──────── Data shown
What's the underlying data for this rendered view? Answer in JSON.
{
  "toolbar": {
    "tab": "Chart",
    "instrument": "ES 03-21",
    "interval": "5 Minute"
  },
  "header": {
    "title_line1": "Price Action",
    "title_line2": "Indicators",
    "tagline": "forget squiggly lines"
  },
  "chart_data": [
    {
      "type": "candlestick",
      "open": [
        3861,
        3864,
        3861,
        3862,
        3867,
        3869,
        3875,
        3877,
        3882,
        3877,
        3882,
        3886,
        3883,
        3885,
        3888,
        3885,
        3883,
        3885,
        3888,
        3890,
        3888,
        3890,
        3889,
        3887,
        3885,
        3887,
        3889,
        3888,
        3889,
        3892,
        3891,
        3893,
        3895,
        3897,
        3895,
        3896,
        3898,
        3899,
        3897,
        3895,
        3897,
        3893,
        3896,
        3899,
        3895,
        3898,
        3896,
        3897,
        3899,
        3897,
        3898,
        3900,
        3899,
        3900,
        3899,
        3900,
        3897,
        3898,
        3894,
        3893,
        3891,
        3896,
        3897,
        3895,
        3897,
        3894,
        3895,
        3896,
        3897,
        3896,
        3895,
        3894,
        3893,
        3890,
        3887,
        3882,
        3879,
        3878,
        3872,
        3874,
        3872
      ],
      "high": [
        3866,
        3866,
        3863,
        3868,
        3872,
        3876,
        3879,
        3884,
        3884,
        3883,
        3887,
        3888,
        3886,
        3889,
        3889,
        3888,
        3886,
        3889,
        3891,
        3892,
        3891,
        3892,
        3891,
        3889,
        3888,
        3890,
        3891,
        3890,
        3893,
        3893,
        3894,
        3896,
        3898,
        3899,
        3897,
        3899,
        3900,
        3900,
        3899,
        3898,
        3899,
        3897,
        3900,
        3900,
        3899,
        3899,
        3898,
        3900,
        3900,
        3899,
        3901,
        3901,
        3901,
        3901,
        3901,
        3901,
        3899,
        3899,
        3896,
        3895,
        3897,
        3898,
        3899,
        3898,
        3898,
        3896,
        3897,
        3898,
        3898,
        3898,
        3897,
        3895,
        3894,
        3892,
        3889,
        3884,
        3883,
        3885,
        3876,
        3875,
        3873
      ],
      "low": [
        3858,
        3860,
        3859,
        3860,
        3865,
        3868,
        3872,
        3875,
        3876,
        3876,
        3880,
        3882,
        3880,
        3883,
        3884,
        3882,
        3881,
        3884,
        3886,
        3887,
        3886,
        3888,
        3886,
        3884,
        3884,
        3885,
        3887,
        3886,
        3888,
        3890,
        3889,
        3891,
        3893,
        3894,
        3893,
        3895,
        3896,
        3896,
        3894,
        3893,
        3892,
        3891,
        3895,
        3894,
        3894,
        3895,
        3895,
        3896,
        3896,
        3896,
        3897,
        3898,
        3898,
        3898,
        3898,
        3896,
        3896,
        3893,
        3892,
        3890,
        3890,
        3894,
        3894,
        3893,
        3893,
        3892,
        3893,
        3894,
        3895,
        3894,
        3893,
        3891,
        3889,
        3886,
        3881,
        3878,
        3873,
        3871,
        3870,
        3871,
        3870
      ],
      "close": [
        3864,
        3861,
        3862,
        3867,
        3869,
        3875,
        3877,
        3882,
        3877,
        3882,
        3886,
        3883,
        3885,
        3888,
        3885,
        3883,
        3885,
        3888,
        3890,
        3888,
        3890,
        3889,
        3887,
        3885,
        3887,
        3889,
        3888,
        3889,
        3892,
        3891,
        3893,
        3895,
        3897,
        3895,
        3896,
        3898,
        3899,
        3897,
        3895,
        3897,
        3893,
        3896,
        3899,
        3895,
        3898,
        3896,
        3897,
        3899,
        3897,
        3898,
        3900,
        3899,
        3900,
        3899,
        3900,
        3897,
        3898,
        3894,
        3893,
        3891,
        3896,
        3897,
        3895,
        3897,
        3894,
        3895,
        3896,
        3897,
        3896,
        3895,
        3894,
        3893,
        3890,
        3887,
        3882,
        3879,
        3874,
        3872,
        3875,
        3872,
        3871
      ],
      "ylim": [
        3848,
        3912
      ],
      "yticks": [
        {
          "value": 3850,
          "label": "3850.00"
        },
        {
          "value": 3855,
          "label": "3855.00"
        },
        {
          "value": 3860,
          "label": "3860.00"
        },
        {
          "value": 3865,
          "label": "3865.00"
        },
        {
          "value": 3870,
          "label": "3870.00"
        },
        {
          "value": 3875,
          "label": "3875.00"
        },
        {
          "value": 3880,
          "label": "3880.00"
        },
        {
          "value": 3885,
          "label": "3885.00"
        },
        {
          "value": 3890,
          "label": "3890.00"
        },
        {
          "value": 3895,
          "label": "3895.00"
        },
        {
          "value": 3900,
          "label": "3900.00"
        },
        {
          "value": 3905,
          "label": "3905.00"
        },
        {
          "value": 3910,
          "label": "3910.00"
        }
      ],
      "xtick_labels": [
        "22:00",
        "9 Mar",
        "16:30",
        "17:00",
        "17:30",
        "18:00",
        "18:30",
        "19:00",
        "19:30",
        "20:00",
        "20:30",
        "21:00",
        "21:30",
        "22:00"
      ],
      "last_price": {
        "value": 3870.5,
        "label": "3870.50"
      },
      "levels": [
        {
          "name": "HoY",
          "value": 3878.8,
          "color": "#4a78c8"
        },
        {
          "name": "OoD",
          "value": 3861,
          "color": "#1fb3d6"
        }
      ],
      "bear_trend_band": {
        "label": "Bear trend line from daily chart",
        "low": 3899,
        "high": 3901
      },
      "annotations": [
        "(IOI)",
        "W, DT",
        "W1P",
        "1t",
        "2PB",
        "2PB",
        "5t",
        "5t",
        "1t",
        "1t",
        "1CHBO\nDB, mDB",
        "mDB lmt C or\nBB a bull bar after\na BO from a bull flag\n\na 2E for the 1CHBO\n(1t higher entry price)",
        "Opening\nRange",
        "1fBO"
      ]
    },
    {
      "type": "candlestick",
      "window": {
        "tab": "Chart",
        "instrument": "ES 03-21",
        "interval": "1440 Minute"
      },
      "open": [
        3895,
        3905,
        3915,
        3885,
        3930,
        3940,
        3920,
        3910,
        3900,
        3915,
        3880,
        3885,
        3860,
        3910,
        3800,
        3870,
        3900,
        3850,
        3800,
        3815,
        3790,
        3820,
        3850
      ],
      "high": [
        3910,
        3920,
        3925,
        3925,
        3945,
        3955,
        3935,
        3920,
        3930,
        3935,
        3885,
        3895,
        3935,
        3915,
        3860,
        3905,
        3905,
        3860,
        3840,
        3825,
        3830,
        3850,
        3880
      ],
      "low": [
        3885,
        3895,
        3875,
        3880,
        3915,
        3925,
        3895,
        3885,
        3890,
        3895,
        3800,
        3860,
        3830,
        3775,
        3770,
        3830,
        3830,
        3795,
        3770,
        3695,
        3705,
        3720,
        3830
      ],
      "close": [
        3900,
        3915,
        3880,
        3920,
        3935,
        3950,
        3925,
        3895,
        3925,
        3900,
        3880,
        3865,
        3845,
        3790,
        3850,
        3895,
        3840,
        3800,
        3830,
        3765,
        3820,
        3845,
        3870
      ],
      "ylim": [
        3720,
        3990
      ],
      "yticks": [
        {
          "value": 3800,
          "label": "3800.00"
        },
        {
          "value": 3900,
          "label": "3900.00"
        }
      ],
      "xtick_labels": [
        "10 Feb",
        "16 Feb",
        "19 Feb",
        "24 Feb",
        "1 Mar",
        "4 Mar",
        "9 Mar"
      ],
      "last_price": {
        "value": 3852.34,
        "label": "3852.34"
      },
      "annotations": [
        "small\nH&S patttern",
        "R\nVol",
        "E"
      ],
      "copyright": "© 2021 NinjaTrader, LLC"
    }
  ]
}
────────────────
— What you need to do —
Every record shown above must be echoed exactly.

— Output for this exercise —
What's the underlying data for this rendered view? Answer in JSON.
{
  "toolbar": {
    "tab": "Chart",
    "instrument": "ES 03-21",
    "interval": "5 Minute"
  },
  "header": {
    "title_line1": "Price Action",
    "title_line2": "Indicators",
    "tagline": "forget squiggly lines"
  },
  "chart_data": [
    {
      "type": "candlestick",
      "open": [
        3861,
        3864,
        3861,
        3862,
        3867,
        3869,
        3875,
        3877,
        3882,
        3877,
        3882,
        3886,
        3883,
        3885,
        3888,
        3885,
        3883,
        3885,
        3888,
        3890,
        3888,
        3890,
        3889,
        3887,
        3885,
        3887,
        3889,
        3888,
        3889,
        3892,
        3891,
        3893,
        3895,
        3897,
        3895,
        3896,
        3898,
        3899,
        3897,
        3895,
        3897,
        3893,
        3896,
        3899,
        3895,
        3898,
        3896,
        3897,
        3899,
        3897,
        3898,
        3900,
        3899,
        3900,
        3899,
        3900,
        3897,
        3898,
        3894,
        3893,
        3891,
        3896,
        3897,
        3895,
        3897,
        3894,
        3895,
        3896,
        3897,
        3896,
        3895,
        3894,
        3893,
        3890,
        3887,
        3882,
        3879,
        3878,
        3872,
        3874,
        3872
      ],
      "high": [
        3866,
        3866,
        3863,
        3868,
        3872,
        3876,
        3879,
        3884,
        3884,
        3883,
        3887,
        3888,
        3886,
        3889,
        3889,
        3888,
        3886,
        3889,
        3891,
        3892,
        3891,
        3892,
        3891,
        3889,
        3888,
        3890,
        3891,
        3890,
        3893,
        3893,
        3894,
        3896,
        3898,
        3899,
        3897,
        3899,
        3900,
        3900,
        3899,
        3898,
        3899,
        3897,
        3900,
        3900,
        3899,
        3899,
        3898,
        3900,
        3900,
        3899,
        3901,
        3901,
        3901,
        3901,
        3901,
        3901,
        3899,
        3899,
        3896,
        3895,
        3897,
        3898,
        3899,
        3898,
        3898,
        3896,
        3897,
        3898,
        3898,
        3898,
        3897,
        3895,
        3894,
        3892,
        3889,
        3884,
        3883,
        3885,
        3876,
        3875,
        3873
      ],
      "low": [
        3858,
        3860,
        3859,
        3860,
        3865,
        3868,
        3872,
        3875,
        3876,
        3876,
        3880,
        3882,
        3880,
        3883,
        3884,
        3882,
        3881,
        3884,
        3886,
        3887,
        3886,
        3888,
        3886,
        3884,
        3884,
        3885,
        3887,
        3886,
        3888,
        3890,
        3889,
        3891,
        3893,
        3894,
        3893,
        3895,
        3896,
        3896,
        3894,
        3893,
        3892,
        3891,
        3895,
        3894,
        3894,
        3895,
        3895,
        3896,
        3896,
        3896,
        3897,
        3898,
        3898,
        3898,
        3898,
        3896,
        3896,
        3893,
        3892,
        3890,
        3890,
        3894,
        3894,
        3893,
        3893,
        3892,
        3893,
        3894,
        3895,
        3894,
        3893,
        3891,
        3889,
        3886,
        3881,
        3878,
        3873,
        3871,
        3870,
        3871,
        3870
      ],
      "close": [
        3864,
        3861,
        3862,
        3867,
        3869,
        3875,
        3877,
        3882,
        3877,
        3882,
        3886,
        3883,
        3885,
        3888,
        3885,
        3883,
        3885,
        3888,
        3890,
        3888,
        3890,
        3889,
        3887,
        3885,
        3887,
        3889,
        3888,
        3889,
        3892,
        3891,
        3893,
        3895,
        3897,
        3895,
        3896,
        3898,
        3899,
        3897,
        3895,
        3897,
        3893,
        3896,
        3899,
        3895,
        3898,
        3896,
        3897,
        3899,
        3897,
        3898,
        3900,
        3899,
        3900,
        3899,
        3900,
        3897,
        3898,
        3894,
        3893,
        3891,
        3896,
        3897,
        3895,
        3897,
        3894,
        3895,
        3896,
        3897,
        3896,
        3895,
        3894,
        3893,
        3890,
        3887,
        3882,
        3879,
        3874,
        3872,
        3875,
        3872,
        3871
      ],
      "ylim": [
        3848,
        3912
      ],
      "yticks": [
        {
          "value": 3850,
          "label": "3850.00"
        },
        {
          "value": 3855,
          "label": "3855.00"
        },
        {
          "value": 3860,
          "label": "3860.00"
        },
        {
          "value": 3865,
          "label": "3865.00"
        },
        {
          "value": 3870,
          "label": "3870.00"
        },
        {
          "value": 3875,
          "label": "3875.00"
        },
        {
          "value": 3880,
          "label": "3880.00"
        },
        {
          "value": 3885,
          "label": "3885.00"
        },
        {
          "value": 3890,
          "label": "3890.00"
        },
        {
          "value": 3895,
          "label": "3895.00"
        },
        {
          "value": 3900,
          "label": "3900.00"
        },
        {
          "value": 3905,
          "label": "3905.00"
        },
        {
          "value": 3910,
          "label": "3910.00"
        }
      ],
      "xtick_labels": [
        "22:00",
        "9 Mar",
        "16:30",
        "17:00",
        "17:30",
        "18:00",
        "18:30",
        "19:00",
        "19:30",
        "20:00",
        "20:30",
        "21:00",
        "21:30",
        "22:00"
      ],
      "last_price": {
        "value": 3870.5,
        "label": "3870.50"
      },
      "levels": [
        {
          "name": "HoY",
          "value": 3878.8,
          "color": "#4a78c8"
        },
        {
          "name": "OoD",
          "value": 3861,
          "color": "#1fb3d6"
        }
      ],
      "bear_trend_band": {
        "label": "Bear trend line from daily chart",
        "low": 3899,
        "high": 3901
      },
      "annotations": [
        "(IOI)",
        "W, DT",
        "W1P",
        "1t",
        "2PB",
        "2PB",
        "5t",
        "5t",
        "1t",
        "1t",
        "1CHBO\nDB, mDB",
        "mDB lmt C or\nBB a bull bar after\na BO from a bull flag\n\na 2E for the 1CHBO\n(1t higher entry price)",
        "Opening\nRange",
        "1fBO"
      ]
    },
    {
      "type": "candlestick",
      "window": {
        "tab": "Chart",
        "instrument": "ES 03-21",
        "interval": "1440 Minute"
      },
      "open": [
        3895,
        3905,
        3915,
        3885,
        3930,
        3940,
        3920,
        3910,
        3900,
        3915,
        3880,
        3885,
        3860,
        3910,
        3800,
        3870,
        3900,
        3850,
        3800,
        3815,
        3790,
        3820,
        3850
      ],
      "high": [
        3910,
        3920,
        3925,
        3925,
        3945,
        3955,
        3935,
        3920,
        3930,
        3935,
        3885,
        3895,
        3935,
        3915,
        3860,
        3905,
        3905,
        3860,
        3840,
        3825,
        3830,
        3850,
        3880
      ],
      "low": [
        3885,
        3895,
        3875,
        3880,
        3915,
        3925,
        3895,
        3885,
        3890,
        3895,
        3800,
        3860,
        3830,
        3775,
        3770,
        3830,
        3830,
        3795,
        3770,
        3695,
        3705,
        3720,
        3830
      ],
      "close": [
        3900,
        3915,
        3880,
        3920,
        3935,
        3950,
        3925,
        3895,
        3925,
        3900,
        3880,
        3865,
        3845,
        3790,
        3850,
        3895,
        3840,
        3800,
        3830,
        3765,
        3820,
        3845,
        3870
      ],
      "ylim": [
        3720,
        3990
      ],
      "yticks": [
        {
          "value": 3800,
          "label": "3800.00"
        },
        {
          "value": 3900,
          "label": "3900.00"
        }
      ],
      "xtick_labels": [
        "10 Feb",
        "16 Feb",
        "19 Feb",
        "24 Feb",
        "1 Mar",
        "4 Mar",
        "9 Mar"
      ],
      "last_price": {
        "value": 3852.34,
        "label": "3852.34"
      },
      "annotations": [
        "small\nH&S patttern",
        "R\nVol",
        "E"
      ],
      "copyright": "© 2021 NinjaTrader, LLC"
    }
  ]
}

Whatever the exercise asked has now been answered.